● **练习任务**:
1 – 下面这篇关于 Python 多进程报错的帖子中,提问者希望在哪个 Python 版本中并行化代码?
2 – 请把记录中从含有“List all visible”的那一行到含有“const-point — [394, 143, 397, 146]”的那一行原样重新录入一遍,首尾两行都包括在内。

● **文档片段**:

——

8

我有以下代码。

def main():
  (minI, maxI, iStep, minJ, maxJ, jStep, a, b, numProcessors) = sys.argv
  for i in range(minI, maxI, iStep):
    for j in range(minJ, maxJ, jStep): 
      p = multiprocessing.Process(target=functionA, args=(minI, minJ))
      p.start()
      def functionB((a, b)):
        subprocess.call('program1 %s %s %s %s %s %s' %(c, a, b, 'file1', 
          'file2', 'file3'), shell=True)
        for d in ['a', 'b', 'c']:
          subprocess.call('program2 %s %s %s %s %s' %(d, 'file4', 'file5', 
            'file6', 'file7'), shell=True)
      abProduct = list(itertools.product(range(0, 10), range(0, 10)))
      pool = multiprocessing.Pool(processes=numProcessors)
      pool.map(functionB, abProduct) 

它产生以下错误。

Exception in thread Thread-1:
Traceback (most recent call last):
  File "/usr/lib64/python2.6/threading.py", line 532, in __bootstrap_inner
    self.run()
  File "/usr/lib64/python2.6/threading.py", line 484, in run 
    self.__target(*self.__args, **self.__kwargs)
  File "/usr/lib64/python2.6/multiprocessing/pool.py", line 255, in _handle_tasks
    put(task)
PicklingError: Can't pickle <type 'function'>: attribute lookup __builtin__.function fa
iled

functionA 的内容不重要,不会产生错误。当我尝试映射函数 B 时,似乎发生了错误。如何消除此错误,在 Python 2.6 中并行化此代码的最佳方法是什么?

——

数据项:
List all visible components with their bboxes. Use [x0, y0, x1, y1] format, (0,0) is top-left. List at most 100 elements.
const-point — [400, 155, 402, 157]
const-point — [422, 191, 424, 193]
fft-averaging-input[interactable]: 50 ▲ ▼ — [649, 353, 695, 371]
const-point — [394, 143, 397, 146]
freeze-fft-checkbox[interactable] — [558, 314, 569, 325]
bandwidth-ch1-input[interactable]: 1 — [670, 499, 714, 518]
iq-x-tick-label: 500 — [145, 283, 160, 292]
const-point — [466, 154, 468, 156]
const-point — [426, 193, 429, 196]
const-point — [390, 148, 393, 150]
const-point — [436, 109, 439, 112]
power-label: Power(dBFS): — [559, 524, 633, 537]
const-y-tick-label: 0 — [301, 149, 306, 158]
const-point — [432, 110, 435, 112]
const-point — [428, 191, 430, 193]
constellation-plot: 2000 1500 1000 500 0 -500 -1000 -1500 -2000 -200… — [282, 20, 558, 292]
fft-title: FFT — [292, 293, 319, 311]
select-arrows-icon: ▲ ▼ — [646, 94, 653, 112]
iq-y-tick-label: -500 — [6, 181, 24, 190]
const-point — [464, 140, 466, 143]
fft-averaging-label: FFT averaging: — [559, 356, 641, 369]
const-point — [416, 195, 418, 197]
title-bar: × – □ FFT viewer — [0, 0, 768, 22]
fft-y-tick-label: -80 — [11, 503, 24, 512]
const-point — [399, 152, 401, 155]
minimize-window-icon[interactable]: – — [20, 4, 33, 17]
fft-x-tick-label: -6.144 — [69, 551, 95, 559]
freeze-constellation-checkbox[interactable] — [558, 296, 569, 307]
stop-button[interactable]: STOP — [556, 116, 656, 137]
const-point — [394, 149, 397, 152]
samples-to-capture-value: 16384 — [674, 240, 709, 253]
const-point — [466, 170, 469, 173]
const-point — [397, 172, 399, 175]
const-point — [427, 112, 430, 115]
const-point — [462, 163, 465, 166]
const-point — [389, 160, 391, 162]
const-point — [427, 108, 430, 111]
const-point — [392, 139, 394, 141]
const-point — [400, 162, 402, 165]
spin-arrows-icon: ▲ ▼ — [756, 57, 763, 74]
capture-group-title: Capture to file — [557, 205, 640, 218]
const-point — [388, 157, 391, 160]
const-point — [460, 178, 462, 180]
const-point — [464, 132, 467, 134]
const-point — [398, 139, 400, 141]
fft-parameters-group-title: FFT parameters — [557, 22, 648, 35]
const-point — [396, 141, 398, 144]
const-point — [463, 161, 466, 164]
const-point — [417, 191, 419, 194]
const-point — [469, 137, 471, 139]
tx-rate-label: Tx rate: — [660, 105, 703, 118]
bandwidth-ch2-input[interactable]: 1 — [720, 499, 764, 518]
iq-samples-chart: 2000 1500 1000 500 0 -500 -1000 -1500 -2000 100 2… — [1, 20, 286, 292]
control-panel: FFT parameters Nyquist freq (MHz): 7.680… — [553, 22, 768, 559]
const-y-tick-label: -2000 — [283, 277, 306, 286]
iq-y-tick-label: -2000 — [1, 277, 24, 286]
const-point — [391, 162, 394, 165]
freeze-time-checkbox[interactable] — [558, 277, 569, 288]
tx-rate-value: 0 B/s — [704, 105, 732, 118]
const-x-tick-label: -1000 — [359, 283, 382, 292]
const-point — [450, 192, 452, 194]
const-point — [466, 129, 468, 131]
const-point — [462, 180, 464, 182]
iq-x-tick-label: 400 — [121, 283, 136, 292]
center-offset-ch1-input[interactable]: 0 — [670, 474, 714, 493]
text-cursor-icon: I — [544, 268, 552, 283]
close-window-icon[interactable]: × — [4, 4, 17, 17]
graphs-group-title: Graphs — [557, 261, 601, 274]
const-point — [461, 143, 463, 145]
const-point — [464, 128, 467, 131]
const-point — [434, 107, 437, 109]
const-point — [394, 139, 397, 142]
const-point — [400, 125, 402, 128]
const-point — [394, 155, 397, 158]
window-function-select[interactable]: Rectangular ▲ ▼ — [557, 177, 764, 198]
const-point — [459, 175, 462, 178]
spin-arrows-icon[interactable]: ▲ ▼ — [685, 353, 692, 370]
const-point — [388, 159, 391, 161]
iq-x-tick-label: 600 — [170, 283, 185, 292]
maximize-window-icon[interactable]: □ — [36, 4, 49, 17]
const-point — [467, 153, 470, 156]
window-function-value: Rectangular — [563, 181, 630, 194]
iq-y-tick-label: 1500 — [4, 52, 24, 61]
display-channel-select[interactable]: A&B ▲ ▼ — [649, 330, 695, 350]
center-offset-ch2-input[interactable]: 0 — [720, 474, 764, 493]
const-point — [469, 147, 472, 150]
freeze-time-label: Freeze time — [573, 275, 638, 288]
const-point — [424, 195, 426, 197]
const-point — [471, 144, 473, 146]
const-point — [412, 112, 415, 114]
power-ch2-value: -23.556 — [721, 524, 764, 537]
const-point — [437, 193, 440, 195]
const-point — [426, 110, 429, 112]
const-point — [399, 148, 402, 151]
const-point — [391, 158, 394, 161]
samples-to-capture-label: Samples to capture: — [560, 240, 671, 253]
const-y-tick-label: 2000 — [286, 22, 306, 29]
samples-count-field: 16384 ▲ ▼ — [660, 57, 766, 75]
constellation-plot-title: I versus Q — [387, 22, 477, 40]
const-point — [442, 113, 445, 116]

——

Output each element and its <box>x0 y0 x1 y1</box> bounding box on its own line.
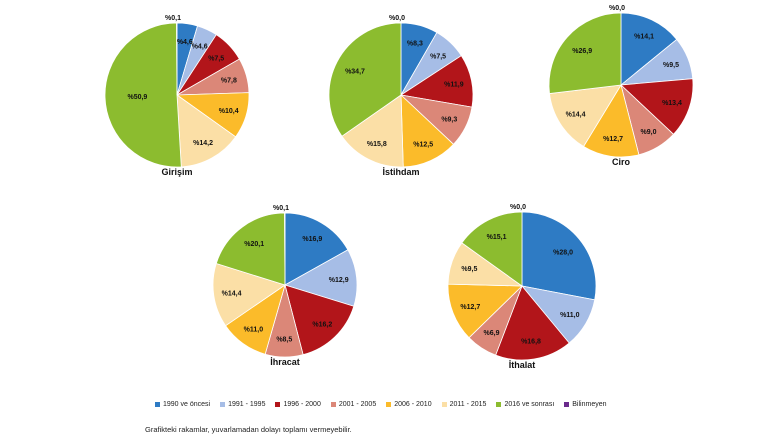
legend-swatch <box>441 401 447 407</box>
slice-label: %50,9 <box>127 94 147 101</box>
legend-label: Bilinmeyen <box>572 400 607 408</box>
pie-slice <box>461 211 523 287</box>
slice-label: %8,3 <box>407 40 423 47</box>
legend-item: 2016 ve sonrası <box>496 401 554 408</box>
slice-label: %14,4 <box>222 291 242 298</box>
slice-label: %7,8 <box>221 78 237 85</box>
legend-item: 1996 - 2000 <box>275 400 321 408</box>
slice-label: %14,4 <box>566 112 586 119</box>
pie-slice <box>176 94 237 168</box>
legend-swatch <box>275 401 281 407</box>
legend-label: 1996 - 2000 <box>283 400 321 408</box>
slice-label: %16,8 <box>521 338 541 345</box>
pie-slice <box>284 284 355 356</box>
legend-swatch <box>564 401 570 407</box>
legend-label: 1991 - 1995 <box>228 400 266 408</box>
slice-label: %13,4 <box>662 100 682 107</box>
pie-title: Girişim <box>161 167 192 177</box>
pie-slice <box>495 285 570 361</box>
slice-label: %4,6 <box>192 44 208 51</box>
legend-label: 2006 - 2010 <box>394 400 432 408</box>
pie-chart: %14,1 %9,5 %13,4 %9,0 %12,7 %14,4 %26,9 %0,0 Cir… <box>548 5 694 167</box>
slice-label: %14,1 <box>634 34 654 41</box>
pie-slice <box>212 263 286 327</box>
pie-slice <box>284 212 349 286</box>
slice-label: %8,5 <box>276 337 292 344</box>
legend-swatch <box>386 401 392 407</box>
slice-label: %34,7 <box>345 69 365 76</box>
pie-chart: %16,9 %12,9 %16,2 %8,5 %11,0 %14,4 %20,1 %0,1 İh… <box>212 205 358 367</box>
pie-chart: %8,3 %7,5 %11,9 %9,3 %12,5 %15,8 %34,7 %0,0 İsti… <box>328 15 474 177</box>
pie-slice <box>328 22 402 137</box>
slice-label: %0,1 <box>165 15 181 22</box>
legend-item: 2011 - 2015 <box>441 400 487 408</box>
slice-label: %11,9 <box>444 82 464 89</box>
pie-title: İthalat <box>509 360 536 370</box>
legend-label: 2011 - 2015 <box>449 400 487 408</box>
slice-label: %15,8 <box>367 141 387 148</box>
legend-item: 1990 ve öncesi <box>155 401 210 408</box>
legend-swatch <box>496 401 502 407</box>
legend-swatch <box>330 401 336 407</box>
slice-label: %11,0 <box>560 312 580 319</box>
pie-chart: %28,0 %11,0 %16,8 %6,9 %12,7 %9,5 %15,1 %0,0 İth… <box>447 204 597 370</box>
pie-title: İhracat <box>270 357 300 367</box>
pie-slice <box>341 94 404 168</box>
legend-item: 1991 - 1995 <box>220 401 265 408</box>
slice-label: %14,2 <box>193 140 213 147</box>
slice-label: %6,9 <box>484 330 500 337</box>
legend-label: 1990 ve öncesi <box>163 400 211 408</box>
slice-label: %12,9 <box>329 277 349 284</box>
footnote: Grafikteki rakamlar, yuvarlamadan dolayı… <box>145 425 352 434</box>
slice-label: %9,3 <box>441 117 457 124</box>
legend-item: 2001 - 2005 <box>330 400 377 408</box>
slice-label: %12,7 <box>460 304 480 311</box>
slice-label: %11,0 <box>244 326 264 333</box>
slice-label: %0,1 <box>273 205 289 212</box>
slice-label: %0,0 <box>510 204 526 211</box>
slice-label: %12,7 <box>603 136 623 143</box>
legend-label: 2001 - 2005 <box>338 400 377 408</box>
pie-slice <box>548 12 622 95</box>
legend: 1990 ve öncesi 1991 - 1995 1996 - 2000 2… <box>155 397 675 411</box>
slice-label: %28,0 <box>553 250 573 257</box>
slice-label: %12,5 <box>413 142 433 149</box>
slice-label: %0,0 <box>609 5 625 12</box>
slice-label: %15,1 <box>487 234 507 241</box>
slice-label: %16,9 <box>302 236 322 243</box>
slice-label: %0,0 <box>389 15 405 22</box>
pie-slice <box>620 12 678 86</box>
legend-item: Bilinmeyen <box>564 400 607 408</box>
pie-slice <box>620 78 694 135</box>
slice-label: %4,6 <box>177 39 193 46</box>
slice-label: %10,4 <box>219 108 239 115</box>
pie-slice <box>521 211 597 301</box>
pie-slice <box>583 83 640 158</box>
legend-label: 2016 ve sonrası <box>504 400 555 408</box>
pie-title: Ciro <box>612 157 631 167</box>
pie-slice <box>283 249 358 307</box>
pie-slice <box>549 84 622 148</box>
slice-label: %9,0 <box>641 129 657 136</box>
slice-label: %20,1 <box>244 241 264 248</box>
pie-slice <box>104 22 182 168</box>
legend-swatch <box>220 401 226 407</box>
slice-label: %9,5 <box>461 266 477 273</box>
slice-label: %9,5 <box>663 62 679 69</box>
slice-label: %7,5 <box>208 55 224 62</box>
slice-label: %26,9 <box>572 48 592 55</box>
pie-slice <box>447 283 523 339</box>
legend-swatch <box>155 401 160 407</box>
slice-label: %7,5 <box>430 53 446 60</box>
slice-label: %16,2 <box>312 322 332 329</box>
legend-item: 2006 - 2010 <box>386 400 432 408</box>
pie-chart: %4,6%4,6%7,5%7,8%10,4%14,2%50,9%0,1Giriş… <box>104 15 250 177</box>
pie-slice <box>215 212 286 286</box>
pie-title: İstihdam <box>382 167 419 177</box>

——

● **参考答案**:
1 – Python 2.6。

2 –
List all visible components with their bboxes. Use [x0, y0, x1, y1] format, (0,0) is top-left. List at most 100 elements.
const-point — [400, 155, 402, 157]
const-point — [422, 191, 424, 193]
fft-averaging-input[interactable]: 50 ▲ ▼ — [649, 353, 695, 371]
const-point — [394, 143, 397, 146]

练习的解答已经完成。